§ PROVIDED RECORDS
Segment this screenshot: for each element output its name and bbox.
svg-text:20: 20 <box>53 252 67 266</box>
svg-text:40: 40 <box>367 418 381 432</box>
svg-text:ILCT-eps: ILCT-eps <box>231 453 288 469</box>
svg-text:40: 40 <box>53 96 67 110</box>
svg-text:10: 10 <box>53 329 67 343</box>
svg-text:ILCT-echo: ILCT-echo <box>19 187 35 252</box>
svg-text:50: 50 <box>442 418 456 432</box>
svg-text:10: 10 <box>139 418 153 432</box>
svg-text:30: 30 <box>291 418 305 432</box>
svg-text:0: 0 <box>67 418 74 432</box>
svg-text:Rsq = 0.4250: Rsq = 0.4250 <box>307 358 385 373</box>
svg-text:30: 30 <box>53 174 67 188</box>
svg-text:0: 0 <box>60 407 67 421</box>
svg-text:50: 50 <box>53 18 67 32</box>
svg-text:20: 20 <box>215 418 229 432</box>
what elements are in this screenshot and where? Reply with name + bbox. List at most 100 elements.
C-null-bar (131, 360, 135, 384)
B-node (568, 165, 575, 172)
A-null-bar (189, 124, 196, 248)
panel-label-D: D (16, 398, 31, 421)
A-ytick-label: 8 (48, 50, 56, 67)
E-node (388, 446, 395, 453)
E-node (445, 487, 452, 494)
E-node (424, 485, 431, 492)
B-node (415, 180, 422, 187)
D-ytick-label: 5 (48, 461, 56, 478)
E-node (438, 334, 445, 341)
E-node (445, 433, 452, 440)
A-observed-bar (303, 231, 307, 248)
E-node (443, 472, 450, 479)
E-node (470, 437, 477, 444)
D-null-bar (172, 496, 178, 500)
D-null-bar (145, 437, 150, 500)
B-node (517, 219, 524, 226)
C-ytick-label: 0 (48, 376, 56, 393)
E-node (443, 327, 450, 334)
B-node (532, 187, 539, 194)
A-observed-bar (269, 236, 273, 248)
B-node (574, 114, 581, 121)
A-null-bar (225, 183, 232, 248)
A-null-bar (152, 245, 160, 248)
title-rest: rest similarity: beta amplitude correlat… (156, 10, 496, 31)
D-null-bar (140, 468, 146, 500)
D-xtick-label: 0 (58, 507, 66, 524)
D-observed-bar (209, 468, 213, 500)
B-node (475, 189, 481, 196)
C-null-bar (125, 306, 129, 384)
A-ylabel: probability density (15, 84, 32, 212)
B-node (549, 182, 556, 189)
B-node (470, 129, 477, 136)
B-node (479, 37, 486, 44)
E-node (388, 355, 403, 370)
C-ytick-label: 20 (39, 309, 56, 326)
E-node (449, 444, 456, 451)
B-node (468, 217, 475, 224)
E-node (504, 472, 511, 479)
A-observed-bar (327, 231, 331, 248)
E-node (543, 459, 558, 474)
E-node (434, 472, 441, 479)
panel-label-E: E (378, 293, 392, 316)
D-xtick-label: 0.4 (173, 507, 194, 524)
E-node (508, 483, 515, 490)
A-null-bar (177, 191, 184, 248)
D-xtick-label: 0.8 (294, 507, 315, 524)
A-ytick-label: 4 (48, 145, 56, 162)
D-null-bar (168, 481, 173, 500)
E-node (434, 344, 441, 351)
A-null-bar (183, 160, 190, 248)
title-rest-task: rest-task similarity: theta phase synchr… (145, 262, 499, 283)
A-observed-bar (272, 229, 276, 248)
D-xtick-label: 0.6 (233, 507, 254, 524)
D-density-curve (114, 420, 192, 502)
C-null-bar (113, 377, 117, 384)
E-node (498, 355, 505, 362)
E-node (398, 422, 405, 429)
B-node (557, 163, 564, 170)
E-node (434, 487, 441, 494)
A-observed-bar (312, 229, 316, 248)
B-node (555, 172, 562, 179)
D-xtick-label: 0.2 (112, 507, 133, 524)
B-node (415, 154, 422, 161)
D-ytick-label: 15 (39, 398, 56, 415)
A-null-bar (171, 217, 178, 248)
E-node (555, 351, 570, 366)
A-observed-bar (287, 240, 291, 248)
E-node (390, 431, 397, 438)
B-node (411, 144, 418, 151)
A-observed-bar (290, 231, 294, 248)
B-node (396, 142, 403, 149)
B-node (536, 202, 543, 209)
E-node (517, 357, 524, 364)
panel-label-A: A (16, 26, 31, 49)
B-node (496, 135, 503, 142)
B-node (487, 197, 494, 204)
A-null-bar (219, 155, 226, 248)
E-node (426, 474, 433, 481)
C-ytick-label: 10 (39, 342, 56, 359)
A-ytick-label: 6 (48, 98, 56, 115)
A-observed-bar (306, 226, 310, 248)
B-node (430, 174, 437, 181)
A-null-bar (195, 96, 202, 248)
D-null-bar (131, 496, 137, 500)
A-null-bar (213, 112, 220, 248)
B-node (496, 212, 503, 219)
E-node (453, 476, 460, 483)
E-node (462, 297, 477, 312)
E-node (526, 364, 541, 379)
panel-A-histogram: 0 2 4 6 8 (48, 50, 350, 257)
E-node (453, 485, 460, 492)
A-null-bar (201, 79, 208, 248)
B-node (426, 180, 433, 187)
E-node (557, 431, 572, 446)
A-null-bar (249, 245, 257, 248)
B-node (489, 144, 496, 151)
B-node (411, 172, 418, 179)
* * *
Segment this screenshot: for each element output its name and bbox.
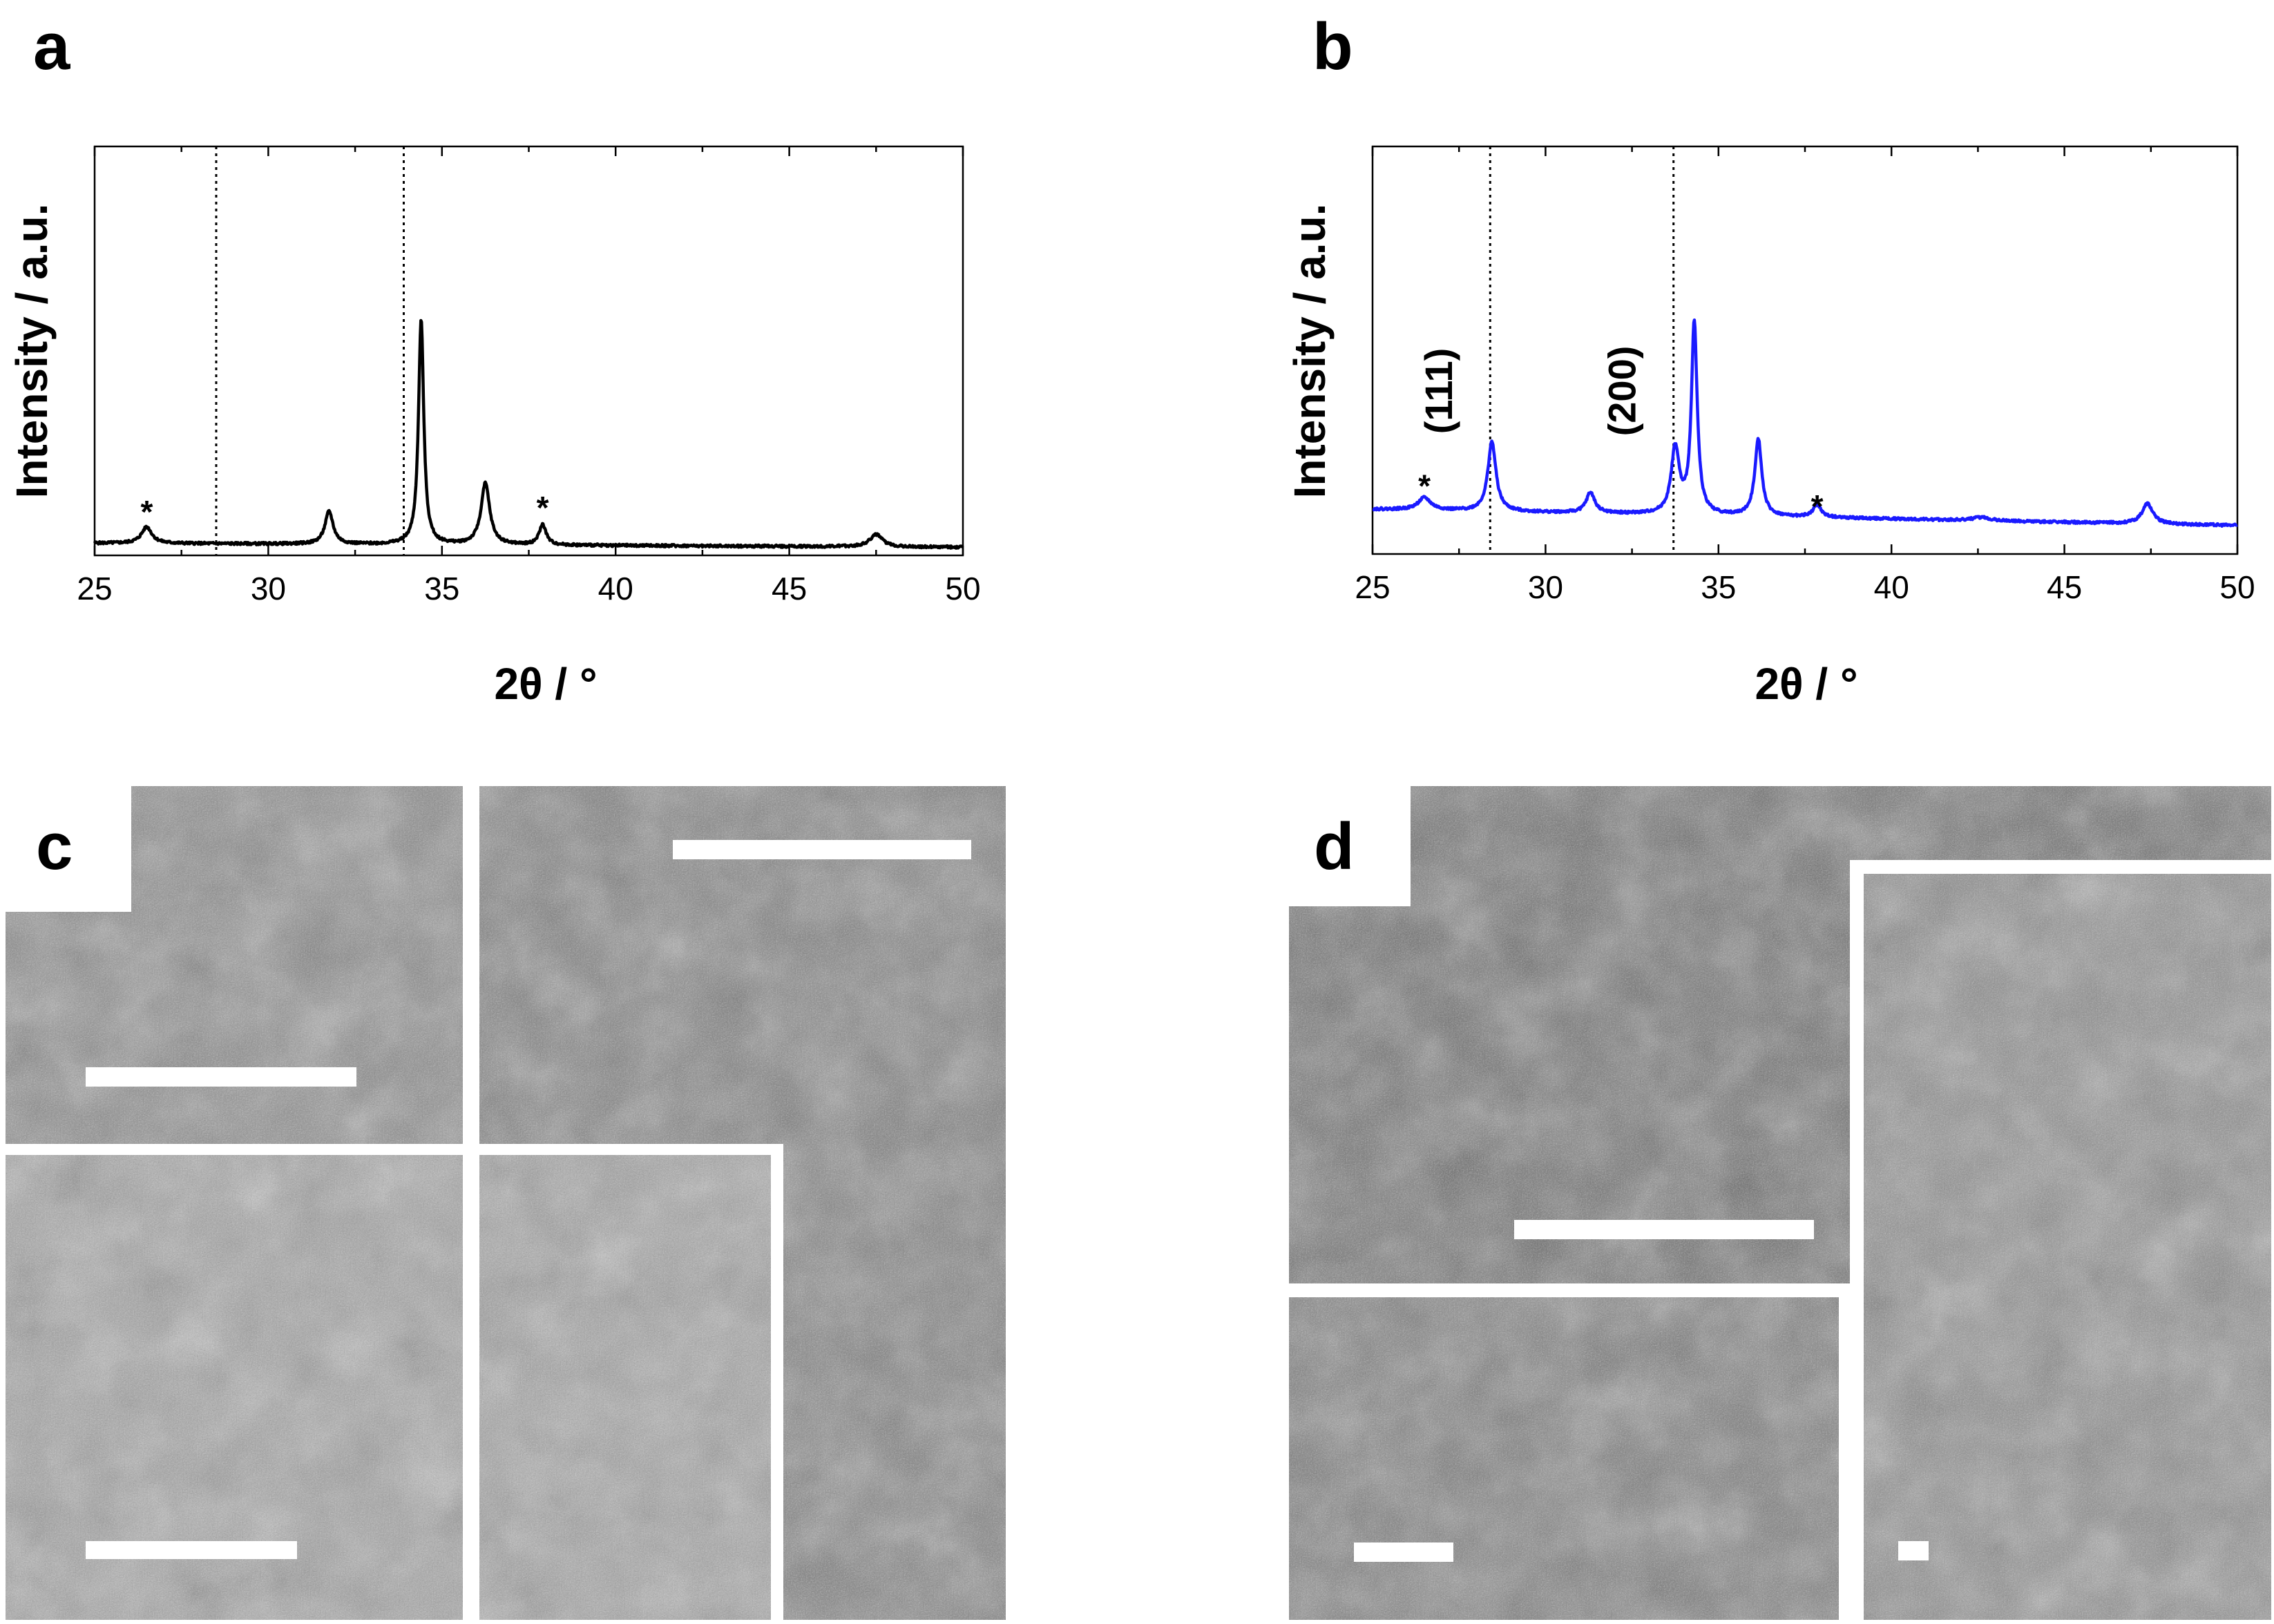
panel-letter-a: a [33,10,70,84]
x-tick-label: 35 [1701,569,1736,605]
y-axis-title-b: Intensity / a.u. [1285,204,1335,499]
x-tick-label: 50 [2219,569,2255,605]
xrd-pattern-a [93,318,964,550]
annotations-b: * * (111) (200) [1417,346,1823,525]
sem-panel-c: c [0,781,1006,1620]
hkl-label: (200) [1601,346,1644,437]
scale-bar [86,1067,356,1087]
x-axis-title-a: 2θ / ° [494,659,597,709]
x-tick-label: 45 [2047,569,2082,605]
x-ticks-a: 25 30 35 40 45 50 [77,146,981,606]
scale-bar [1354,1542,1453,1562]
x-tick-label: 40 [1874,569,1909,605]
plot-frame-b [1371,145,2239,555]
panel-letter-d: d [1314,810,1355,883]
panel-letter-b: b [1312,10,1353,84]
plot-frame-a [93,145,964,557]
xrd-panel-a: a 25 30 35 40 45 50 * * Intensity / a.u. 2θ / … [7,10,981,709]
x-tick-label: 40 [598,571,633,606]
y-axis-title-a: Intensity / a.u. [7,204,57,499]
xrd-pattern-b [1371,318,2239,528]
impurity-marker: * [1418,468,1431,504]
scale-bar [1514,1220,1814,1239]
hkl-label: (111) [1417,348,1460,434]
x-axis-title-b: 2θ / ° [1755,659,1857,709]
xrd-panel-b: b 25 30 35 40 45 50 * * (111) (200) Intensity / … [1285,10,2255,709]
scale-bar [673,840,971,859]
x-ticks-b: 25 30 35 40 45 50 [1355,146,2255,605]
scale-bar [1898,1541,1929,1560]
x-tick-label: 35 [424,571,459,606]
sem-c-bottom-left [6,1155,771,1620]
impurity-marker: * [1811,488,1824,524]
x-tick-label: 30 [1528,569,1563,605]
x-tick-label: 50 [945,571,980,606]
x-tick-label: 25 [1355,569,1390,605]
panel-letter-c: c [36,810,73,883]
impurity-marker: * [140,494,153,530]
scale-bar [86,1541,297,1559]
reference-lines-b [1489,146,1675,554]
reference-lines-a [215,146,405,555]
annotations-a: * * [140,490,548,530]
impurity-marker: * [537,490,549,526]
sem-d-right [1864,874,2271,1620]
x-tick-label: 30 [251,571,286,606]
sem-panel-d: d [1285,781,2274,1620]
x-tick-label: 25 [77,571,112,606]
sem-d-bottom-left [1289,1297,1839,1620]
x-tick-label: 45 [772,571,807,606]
--
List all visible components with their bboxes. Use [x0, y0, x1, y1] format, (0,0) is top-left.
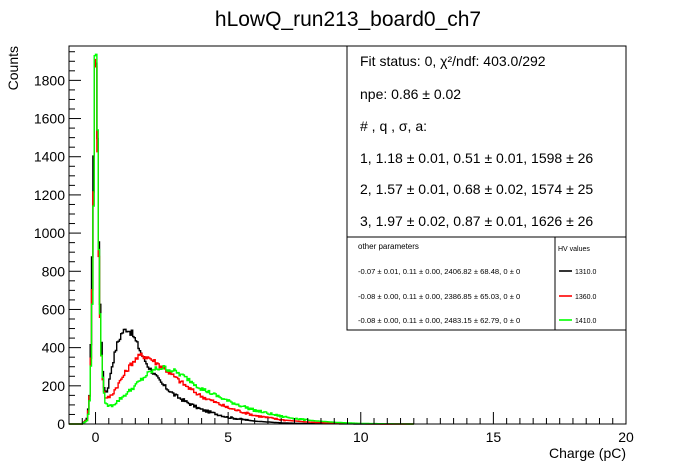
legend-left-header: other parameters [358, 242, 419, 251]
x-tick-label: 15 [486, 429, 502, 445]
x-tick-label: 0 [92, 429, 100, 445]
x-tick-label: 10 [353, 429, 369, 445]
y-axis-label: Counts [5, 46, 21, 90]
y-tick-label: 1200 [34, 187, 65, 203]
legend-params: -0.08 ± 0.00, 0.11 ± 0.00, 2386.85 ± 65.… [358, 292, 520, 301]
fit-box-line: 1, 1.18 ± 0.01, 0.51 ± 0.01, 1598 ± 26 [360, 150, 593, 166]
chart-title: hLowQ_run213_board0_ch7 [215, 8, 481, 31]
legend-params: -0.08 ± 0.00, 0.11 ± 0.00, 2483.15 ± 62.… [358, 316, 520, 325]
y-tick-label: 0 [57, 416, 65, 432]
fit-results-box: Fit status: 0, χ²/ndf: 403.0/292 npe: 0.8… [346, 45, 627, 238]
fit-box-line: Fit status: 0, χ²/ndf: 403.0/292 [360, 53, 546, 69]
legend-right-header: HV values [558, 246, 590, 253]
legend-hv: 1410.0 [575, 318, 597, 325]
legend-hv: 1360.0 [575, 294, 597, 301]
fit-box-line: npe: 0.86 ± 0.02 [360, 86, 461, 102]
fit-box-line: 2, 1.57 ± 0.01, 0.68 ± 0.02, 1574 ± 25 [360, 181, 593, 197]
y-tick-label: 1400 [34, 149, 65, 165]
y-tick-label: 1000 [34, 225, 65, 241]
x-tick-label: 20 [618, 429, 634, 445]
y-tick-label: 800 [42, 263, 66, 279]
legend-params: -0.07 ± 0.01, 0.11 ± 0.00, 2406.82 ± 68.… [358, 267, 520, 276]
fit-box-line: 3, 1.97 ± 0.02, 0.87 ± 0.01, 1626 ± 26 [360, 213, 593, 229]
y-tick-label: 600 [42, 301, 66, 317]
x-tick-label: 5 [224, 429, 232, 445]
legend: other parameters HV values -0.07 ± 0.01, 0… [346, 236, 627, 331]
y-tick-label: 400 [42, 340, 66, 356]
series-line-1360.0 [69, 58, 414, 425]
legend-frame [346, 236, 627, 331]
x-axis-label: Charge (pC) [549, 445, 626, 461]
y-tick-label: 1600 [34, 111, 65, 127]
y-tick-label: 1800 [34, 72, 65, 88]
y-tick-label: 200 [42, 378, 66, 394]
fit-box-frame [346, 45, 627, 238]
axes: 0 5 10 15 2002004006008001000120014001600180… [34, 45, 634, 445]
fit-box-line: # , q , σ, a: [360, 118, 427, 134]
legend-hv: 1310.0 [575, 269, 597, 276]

§ DIRECTIONS
Identify every line of the items that contains the string "panel", matching case exactly, and copy each such line.

§ PROBLEM SOLUTION
panel-label-D: D (16, 398, 31, 421)
panel-label-E: E (378, 293, 392, 316)
panel-label-A: A (16, 26, 31, 49)
panel-A-histogram: 0 2 4 6 8 (48, 50, 350, 257)
panel-letter-a: a [33,10,70,84]
sem-panel-c: c [0,781,1006,1620]
panel-letter-d: d [1314,810,1355,883]
panel-letter-b: b [1312,10,1353,84]
xrd-panel-a: a 25 30 35 40 45 50 * * Intensity / a.u. 2θ / … [7,10,981,709]
xrd-panel-b: b 25 30 35 40 45 50 * * (111) (200) Intensity / … [1285,10,2255,709]
panel-letter-c: c [36,810,73,883]
sem-panel-d: d [1285,781,2274,1620]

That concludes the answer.